#### [Text block]

#####

The following is not an introduction to the topic, so we recommend the reader to also look at the paper to understand the points made here.

In [1]:
import numpy as np
import matplotlib.pyplot as plt
In [2]:
from sklearn_pandas import DataFrameMapper
from sklearn.preprocessing import StandardScaler
import torch
import torchtuples as tt
from pycox.datasets import sac_admin5
from pycox.models import LogisticHazard, BCESurv
from pycox.evaluation import EvalSurv
In [3]:
np.random.seed(1234)
_ = torch.manual_seed(1234)
In [4]:
df_train = sac_admin5.read_df()
df_test = df_train.sample(frac=0.4)
df_train = df_train.drop(df_test.index)
df_val = df_train.sample(frac=1/3)
df_train = df_train.drop(df_val.index)
In [5]:
tt.tuplefy(df_train, df_val, df_test).lens()
Out[5]:
(20000, 10000, 20000)

Feature transforms

The dataset has covariates: x0, ..., x23, and we will standardize all covariates. Here we use the sklearn_pandas.DataFrameMapper to make feature mappers, but this has nothing to do the the pycox package.

In [6]:
def preprocess(df_train, df_val, df_test, n_durations=50):
    cols = list(df_train.columns.drop(['duration', 'event', 'duration_true', 'event_true', 'censoring_true']))

    x_mapper = DataFrameMapper([([col], StandardScaler()) for col in cols])
    x_train = x_mapper.fit_transform(df_train).astype('float32')
    x_val = x_mapper.transform(df_val).astype('float32')
    x_test = x_mapper.transform(df_test).astype('float32')

    labtrans = LogisticHazard.label_transform(n_durations)
    get_dur_ev = lambda df: (df['duration'].values.astype('float32'), df['event'].values.astype('float32'))

    y_train = labtrans.fit_transform(*get_dur_ev(df_train))
    y_val = labtrans.transform(*get_dur_ev(df_val))
    y_test = labtrans.transform(*get_dur_ev(df_test))

    train = tt.tuplefy(x_train, y_train)
    val = tt.tuplefy(x_val, y_val)
    test = tt.tuplefy(x_test, y_test)
    return train, val, test, labtrans

We transform the covariates and targets so they can be used by the Logistic-Hazard and BCE method

In [7]:
%%time
train, val, test, labtrans = preprocess(df_train, df_val, df_test)

#####

#### [Records shown]
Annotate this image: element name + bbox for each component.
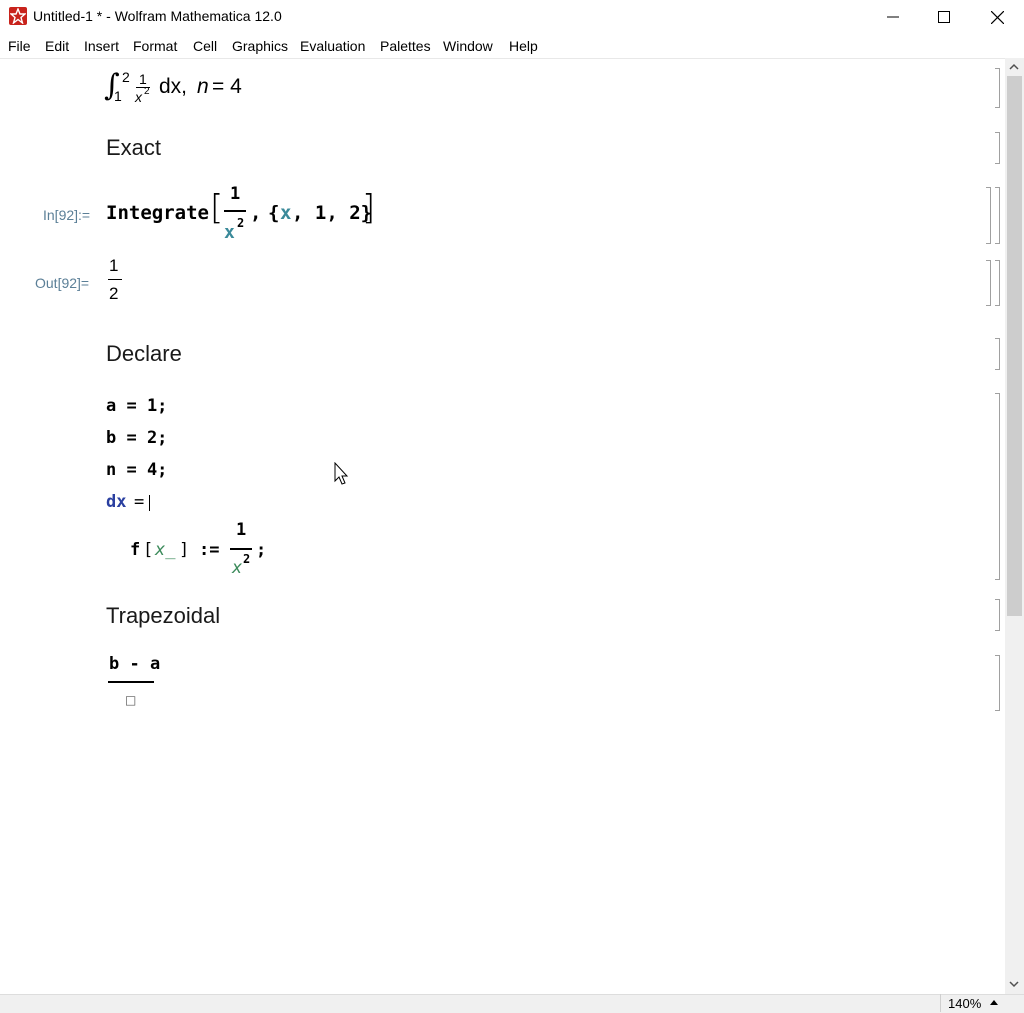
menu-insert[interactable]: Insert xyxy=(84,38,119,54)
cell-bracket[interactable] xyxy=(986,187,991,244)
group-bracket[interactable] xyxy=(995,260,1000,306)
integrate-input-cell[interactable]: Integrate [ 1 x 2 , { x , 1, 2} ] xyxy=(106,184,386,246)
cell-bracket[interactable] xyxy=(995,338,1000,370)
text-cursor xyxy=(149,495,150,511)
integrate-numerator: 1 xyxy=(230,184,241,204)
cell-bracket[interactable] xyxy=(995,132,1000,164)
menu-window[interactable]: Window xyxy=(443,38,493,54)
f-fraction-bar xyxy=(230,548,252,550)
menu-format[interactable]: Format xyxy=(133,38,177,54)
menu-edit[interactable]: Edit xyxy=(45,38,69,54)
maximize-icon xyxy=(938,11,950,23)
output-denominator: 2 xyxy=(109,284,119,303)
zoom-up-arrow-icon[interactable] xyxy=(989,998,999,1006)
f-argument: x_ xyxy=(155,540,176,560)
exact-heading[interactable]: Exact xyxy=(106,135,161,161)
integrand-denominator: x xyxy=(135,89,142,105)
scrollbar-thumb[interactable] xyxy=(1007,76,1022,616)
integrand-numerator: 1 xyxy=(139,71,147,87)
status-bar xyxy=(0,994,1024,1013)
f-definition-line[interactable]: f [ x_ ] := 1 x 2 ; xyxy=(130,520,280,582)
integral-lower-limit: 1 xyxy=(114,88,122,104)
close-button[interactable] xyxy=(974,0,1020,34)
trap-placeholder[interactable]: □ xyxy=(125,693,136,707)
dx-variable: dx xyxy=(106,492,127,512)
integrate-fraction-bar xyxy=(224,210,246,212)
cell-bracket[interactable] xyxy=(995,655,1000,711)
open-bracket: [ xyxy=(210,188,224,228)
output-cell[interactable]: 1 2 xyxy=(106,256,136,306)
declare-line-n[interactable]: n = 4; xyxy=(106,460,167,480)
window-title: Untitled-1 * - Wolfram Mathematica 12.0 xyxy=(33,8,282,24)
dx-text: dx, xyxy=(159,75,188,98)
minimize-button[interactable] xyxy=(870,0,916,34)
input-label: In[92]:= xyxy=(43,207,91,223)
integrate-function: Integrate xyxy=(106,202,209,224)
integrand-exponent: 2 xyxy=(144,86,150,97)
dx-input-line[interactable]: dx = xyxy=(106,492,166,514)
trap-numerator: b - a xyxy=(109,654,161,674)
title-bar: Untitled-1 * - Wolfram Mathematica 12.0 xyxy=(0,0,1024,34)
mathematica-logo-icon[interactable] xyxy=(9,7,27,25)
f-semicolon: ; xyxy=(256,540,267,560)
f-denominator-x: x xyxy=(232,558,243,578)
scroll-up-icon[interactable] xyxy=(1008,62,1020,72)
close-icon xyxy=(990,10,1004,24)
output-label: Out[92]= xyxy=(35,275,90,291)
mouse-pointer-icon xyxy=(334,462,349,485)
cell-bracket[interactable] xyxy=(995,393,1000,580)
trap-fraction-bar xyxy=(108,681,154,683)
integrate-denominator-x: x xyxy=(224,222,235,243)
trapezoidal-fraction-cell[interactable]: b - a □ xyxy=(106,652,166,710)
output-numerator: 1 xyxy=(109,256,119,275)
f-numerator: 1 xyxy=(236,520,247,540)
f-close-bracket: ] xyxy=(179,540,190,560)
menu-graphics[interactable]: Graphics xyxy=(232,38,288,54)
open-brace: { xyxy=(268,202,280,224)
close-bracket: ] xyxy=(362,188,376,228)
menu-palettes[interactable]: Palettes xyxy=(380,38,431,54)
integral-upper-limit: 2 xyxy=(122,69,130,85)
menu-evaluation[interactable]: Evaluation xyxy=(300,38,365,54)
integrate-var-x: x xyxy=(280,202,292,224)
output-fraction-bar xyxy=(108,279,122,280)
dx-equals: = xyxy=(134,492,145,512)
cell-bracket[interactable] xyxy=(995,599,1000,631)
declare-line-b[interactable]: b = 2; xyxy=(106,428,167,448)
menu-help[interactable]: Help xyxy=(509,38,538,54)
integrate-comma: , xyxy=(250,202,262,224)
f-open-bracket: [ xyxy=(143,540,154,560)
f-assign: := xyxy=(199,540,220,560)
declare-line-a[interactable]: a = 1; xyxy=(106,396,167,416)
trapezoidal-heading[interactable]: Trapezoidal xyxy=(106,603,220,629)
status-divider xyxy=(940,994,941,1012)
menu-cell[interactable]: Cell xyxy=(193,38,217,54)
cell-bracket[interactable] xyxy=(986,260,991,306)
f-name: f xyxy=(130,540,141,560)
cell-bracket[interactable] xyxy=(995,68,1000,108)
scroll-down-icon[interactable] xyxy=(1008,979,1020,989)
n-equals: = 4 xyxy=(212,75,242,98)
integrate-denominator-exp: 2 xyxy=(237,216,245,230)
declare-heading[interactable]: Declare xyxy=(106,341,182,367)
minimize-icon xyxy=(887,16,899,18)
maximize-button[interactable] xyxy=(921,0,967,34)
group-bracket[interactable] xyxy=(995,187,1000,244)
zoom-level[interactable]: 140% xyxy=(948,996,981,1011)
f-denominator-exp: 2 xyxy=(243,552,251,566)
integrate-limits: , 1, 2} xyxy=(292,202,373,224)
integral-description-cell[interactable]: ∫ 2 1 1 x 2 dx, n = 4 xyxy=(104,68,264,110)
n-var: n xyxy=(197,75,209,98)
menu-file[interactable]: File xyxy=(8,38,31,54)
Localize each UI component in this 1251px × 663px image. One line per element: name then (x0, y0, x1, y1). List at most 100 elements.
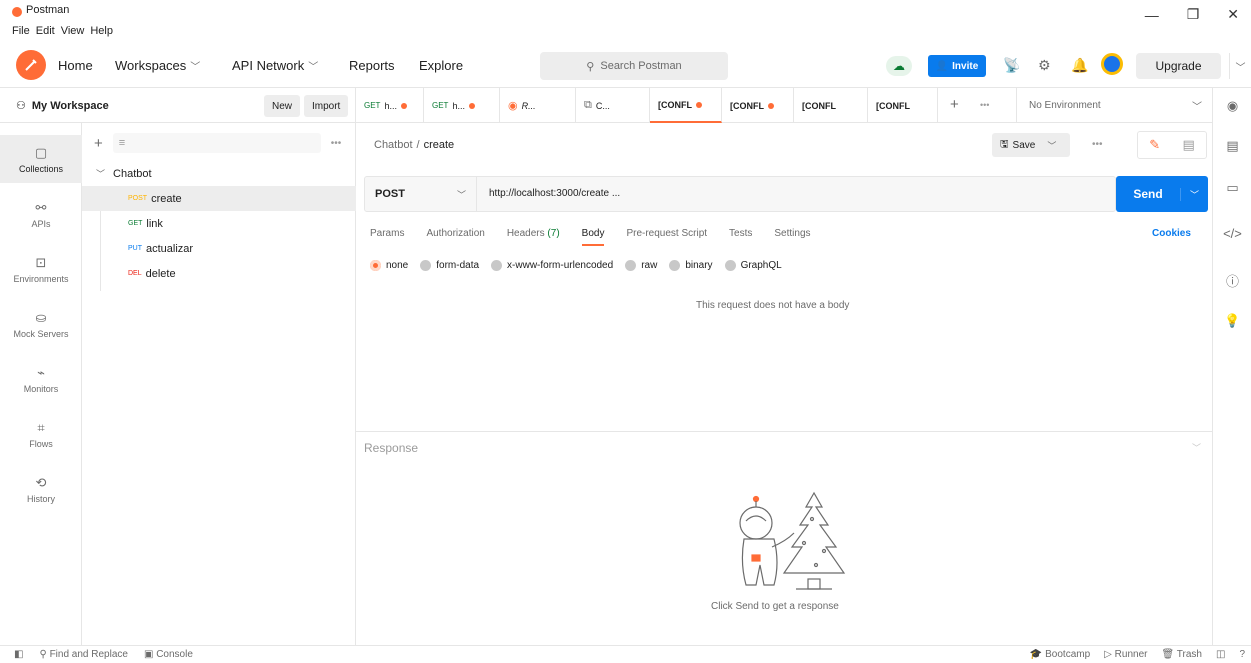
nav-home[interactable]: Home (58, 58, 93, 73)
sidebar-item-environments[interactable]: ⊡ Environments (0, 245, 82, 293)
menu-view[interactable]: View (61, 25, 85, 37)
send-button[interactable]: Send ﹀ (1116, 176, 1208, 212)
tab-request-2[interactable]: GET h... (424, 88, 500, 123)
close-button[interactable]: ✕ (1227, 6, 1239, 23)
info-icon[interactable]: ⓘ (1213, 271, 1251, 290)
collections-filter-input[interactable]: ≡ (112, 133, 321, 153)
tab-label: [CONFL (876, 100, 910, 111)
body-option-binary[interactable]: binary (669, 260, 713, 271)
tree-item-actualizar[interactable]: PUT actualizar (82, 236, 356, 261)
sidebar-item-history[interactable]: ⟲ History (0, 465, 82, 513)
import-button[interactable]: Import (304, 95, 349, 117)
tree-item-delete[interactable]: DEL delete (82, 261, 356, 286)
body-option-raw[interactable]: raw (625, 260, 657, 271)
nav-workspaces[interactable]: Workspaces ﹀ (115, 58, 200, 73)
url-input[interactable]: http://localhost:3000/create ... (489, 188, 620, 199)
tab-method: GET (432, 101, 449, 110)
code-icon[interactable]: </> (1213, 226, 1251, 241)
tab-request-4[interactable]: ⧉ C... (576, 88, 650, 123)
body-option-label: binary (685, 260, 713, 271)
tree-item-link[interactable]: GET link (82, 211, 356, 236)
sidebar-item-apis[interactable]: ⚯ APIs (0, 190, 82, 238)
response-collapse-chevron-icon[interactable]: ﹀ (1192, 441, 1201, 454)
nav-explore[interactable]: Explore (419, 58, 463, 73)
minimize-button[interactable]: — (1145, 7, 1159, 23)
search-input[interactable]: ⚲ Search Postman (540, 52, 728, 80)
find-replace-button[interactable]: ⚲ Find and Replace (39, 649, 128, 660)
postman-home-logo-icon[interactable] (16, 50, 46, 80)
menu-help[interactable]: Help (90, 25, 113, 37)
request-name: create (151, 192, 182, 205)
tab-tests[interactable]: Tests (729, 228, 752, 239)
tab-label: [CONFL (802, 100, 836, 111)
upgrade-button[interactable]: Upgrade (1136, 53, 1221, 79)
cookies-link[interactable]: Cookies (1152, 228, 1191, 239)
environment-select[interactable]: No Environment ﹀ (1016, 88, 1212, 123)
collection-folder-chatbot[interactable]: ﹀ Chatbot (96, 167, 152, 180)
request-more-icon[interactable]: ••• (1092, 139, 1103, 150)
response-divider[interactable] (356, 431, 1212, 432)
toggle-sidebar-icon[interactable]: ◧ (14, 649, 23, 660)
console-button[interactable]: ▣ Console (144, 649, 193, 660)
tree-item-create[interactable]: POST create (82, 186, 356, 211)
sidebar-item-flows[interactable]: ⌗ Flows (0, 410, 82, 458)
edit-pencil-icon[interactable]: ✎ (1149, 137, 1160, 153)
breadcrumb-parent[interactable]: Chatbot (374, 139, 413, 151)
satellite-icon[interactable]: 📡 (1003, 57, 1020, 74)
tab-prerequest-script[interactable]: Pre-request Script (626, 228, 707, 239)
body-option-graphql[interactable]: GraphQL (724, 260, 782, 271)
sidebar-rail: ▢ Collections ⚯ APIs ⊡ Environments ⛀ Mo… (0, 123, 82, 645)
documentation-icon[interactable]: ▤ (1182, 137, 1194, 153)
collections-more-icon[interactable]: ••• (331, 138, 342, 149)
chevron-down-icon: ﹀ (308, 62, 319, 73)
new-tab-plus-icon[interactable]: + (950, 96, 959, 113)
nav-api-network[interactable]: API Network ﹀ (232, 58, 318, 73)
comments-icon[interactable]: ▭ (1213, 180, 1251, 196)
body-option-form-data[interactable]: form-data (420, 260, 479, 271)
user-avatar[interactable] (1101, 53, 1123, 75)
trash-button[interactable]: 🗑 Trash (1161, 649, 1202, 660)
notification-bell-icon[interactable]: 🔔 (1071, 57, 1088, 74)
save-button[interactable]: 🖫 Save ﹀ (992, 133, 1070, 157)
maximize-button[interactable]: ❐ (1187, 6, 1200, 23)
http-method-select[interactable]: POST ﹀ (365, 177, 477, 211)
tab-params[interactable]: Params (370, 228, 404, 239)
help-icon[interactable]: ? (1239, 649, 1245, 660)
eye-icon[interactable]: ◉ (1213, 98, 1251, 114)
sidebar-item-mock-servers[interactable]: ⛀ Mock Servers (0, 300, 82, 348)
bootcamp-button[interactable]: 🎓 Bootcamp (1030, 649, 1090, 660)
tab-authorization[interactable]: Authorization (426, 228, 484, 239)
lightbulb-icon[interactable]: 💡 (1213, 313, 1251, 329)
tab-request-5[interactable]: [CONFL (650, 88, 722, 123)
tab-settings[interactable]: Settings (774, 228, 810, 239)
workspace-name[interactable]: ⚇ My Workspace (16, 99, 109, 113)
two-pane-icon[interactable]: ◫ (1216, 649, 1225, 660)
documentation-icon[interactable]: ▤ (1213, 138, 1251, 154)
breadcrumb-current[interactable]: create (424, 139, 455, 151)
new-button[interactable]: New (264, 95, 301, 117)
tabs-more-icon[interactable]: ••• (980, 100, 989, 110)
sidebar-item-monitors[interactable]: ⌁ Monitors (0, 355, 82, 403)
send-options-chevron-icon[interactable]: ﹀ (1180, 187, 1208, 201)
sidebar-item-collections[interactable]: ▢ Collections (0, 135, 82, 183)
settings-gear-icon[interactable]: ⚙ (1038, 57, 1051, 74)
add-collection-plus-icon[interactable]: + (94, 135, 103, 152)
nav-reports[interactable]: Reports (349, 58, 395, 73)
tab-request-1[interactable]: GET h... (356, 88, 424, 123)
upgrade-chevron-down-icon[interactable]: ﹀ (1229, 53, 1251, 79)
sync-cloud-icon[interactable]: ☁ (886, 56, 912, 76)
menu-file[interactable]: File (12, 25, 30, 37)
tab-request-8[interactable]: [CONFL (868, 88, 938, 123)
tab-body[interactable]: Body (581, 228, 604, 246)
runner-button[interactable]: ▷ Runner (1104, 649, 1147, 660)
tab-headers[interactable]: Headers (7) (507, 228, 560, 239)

#####

#### [Tasks and exercises]
[A] Decide whether each statement agrees with the pycox walkthrough, answering yes or no and quoting the words that settle it: (i) the test set is drawn as 40% of the data; (ii) the validation set has a length of 20000; (iii) the walkthrough says DataFrameMapper is part of the pycox package.
[B] In the rows, rewrite the lines from the line with "nav-home[interactable]: Home (58, 58, 93, 73)" up to and including the line with "body-option-binary[interactable]: binary (669, 260, 713, 271)", putting "raw" wherever "binary" stands and leaving everything else unchanged.
The rows are unrelated to the pycox walkthrough.

#### [Answers to the problems]
[A]
(i) Yes: "df_test = df_train.sample(frac=0.4)"
(ii) No: "tt.tuplefy(df_train, df_val, df_test).lens()" gives "(20000, 10000, 20000)", so the validation set's length is 10000.
(iii) No: "this has nothing to do the the pycox package"

[B]
nav-home[interactable]: Home (58, 58, 93, 73)
sidebar-item-environments[interactable]: ⊡ Environments (0, 245, 82, 293)
menu-view[interactable]: View (61, 25, 85, 37)
send-button[interactable]: Send ﹀ (1116, 176, 1208, 212)
tab-request-2[interactable]: GET h... (424, 88, 500, 123)
close-button[interactable]: ✕ (1227, 6, 1239, 23)
info-icon[interactable]: ⓘ (1213, 271, 1251, 290)
collections-filter-input[interactable]: ≡ (112, 133, 321, 153)
tab-label: [CONFL (876, 100, 910, 111)
body-option-raw[interactable]: raw (669, 260, 713, 271)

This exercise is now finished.